> **TASK GOAL**
Find each line with the string "have" and copy it.

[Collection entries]

_____

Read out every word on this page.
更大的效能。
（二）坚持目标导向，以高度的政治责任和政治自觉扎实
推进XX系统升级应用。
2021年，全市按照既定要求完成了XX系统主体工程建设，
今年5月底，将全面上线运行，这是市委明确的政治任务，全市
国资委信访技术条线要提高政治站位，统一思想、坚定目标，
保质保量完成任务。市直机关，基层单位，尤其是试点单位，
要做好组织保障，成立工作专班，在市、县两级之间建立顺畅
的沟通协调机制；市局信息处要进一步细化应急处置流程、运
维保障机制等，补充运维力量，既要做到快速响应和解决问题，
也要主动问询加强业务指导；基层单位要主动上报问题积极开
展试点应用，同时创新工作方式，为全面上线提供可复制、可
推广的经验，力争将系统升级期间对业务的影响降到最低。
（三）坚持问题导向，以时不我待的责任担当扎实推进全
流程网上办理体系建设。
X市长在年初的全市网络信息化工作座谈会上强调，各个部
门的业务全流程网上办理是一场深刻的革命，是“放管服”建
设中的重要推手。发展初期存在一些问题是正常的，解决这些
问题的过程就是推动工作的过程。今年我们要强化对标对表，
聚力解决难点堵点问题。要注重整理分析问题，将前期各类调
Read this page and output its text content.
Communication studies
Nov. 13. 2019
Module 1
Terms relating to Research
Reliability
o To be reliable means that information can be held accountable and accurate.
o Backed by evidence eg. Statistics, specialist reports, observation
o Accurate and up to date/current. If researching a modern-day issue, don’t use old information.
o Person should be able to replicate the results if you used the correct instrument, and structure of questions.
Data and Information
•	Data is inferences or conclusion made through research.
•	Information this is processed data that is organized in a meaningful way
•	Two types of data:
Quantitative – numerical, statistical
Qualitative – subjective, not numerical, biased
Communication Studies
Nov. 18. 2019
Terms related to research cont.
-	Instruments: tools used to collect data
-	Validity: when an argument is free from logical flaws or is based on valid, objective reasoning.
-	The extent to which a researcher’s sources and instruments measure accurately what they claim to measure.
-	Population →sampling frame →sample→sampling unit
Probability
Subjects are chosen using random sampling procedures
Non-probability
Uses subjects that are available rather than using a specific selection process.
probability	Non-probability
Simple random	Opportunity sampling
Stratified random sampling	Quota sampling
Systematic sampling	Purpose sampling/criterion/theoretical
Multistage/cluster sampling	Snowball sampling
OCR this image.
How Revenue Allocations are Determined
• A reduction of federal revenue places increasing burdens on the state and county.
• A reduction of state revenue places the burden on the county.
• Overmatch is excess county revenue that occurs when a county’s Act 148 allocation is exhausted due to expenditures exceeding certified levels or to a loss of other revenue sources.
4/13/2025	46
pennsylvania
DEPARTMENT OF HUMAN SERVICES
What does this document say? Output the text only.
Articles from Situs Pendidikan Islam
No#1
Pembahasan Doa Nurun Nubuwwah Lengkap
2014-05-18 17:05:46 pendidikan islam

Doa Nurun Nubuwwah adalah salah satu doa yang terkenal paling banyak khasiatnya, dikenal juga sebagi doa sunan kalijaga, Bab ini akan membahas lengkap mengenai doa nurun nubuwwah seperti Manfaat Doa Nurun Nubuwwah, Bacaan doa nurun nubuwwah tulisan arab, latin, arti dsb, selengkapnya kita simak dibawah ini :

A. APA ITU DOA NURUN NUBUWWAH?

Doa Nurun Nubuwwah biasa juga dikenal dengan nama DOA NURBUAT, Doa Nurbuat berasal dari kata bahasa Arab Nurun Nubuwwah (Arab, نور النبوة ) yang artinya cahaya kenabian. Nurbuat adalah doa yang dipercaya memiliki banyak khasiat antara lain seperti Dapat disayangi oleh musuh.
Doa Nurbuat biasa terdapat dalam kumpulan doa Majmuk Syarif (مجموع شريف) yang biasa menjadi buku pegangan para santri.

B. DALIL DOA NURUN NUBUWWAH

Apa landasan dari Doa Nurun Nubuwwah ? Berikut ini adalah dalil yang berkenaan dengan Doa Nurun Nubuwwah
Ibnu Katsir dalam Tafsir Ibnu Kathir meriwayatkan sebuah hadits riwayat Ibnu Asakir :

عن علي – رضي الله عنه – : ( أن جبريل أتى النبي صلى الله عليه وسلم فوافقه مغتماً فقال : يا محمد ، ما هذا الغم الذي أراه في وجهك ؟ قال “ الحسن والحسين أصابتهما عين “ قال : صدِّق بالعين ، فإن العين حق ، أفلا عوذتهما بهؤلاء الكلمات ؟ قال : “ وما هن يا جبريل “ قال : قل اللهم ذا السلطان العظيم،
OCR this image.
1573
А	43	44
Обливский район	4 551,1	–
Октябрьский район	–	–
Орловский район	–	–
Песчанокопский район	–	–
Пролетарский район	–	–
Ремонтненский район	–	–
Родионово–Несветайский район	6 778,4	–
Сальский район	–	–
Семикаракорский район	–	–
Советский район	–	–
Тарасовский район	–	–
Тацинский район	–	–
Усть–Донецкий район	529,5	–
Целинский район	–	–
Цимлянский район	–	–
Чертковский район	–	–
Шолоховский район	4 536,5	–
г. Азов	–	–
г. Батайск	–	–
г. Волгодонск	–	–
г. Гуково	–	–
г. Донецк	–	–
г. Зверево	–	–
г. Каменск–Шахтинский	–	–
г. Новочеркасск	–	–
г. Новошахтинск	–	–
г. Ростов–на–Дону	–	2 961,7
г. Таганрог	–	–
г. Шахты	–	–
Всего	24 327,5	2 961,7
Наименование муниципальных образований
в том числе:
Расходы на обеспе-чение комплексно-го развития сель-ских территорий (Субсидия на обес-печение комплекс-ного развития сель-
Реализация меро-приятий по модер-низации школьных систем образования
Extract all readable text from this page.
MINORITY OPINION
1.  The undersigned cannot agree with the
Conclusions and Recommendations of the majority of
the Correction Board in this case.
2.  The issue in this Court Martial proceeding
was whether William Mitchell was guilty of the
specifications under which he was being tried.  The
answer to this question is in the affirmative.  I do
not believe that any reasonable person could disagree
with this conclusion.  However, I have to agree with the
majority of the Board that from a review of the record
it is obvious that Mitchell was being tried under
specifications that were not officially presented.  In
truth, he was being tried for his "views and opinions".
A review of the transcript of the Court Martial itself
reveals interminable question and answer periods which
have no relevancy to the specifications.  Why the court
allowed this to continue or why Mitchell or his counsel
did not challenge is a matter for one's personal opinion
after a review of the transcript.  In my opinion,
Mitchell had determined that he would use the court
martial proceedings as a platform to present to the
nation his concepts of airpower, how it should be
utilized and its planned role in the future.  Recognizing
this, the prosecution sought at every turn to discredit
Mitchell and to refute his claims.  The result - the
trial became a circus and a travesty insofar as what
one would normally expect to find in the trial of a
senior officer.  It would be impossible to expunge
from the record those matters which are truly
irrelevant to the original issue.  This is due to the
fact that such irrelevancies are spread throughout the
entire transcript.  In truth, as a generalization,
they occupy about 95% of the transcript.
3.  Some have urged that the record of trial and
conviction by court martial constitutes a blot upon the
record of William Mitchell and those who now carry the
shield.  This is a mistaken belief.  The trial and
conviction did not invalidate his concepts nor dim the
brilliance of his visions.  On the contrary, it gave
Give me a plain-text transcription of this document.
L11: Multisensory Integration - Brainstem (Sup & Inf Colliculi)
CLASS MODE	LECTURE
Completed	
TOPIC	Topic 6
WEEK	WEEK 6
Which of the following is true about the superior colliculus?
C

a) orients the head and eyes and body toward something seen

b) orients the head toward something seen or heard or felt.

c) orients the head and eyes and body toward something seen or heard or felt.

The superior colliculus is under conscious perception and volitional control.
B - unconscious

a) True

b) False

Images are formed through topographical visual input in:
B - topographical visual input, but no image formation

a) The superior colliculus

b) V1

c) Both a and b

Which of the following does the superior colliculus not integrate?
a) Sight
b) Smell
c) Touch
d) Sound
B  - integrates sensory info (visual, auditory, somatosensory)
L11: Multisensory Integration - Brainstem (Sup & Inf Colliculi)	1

_____

> **FULL SOLUTION**
with this conclusion.  However, I have to agree with the
have no relevancy to the specifications.  Why the court
3.  Some have urged that the record of trial and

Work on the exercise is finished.